* _DIRECTION_
Give the number of lines in this listing that contain the word "ylabel", and nothing else.

Dataset excerpt:
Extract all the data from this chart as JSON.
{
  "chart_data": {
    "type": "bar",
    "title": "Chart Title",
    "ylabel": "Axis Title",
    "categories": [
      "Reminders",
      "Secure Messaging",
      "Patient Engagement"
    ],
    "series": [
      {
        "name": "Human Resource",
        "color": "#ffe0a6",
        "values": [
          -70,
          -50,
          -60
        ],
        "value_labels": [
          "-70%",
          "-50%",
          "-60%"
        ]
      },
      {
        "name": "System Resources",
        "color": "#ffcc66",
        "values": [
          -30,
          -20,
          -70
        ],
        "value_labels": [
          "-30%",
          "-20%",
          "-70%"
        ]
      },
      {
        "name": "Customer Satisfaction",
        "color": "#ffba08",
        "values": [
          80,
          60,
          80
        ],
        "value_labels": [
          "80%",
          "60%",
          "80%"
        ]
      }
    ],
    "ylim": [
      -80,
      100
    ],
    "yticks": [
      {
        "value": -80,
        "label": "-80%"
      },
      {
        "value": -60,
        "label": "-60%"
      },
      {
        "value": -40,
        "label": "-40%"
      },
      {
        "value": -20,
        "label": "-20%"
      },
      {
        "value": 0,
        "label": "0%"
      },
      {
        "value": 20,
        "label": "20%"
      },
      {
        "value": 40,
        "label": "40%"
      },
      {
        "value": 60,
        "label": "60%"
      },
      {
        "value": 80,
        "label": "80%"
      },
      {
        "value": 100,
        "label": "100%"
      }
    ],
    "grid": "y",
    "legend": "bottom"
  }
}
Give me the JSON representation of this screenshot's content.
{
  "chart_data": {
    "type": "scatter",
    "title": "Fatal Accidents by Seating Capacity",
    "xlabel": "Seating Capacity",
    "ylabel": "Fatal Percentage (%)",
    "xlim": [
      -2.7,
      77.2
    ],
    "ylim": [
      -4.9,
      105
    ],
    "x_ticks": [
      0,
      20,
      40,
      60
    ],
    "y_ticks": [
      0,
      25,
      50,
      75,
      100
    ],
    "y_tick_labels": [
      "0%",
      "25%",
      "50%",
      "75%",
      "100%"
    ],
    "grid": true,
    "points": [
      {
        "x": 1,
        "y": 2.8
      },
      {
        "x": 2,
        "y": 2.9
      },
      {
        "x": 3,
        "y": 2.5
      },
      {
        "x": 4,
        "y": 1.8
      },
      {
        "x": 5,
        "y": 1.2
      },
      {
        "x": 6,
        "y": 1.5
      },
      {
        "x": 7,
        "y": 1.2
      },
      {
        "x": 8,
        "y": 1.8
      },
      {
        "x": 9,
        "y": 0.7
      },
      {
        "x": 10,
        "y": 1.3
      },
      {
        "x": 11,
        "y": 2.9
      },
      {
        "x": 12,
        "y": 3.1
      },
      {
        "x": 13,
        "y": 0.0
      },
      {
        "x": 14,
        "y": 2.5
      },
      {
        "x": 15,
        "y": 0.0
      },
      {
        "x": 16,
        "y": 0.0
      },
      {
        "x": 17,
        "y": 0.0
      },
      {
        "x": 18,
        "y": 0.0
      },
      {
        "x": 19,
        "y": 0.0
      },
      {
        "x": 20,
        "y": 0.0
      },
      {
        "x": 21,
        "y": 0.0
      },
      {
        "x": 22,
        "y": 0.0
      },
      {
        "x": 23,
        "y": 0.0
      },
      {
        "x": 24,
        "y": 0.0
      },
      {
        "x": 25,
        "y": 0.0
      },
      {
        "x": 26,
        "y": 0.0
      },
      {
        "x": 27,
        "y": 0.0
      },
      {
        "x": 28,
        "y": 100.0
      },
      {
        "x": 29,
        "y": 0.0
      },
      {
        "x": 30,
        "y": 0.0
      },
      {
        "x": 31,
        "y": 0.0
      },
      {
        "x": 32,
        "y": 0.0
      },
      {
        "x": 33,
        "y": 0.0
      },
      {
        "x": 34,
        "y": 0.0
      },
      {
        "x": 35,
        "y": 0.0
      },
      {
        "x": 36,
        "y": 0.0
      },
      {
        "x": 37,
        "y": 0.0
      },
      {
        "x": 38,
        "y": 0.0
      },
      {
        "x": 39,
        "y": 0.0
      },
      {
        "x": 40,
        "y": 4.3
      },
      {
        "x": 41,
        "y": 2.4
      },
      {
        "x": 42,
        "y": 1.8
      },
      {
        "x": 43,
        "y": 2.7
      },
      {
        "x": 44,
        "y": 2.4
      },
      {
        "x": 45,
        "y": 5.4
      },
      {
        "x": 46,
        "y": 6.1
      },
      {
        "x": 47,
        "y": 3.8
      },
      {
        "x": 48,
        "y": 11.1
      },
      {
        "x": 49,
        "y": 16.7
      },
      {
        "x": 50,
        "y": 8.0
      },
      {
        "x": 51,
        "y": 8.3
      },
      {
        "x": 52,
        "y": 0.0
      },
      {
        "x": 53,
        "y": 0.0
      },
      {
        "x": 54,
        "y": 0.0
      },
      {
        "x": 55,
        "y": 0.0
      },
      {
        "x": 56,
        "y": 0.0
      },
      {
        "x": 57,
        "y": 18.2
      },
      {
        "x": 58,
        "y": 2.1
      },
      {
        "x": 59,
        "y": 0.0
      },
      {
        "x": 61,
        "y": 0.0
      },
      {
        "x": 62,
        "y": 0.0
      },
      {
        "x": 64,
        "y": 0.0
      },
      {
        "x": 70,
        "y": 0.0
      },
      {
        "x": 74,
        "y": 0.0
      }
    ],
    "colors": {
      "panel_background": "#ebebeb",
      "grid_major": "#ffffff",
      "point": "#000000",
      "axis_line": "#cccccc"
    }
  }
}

* _ANSWER TO THE EXERCISE_
2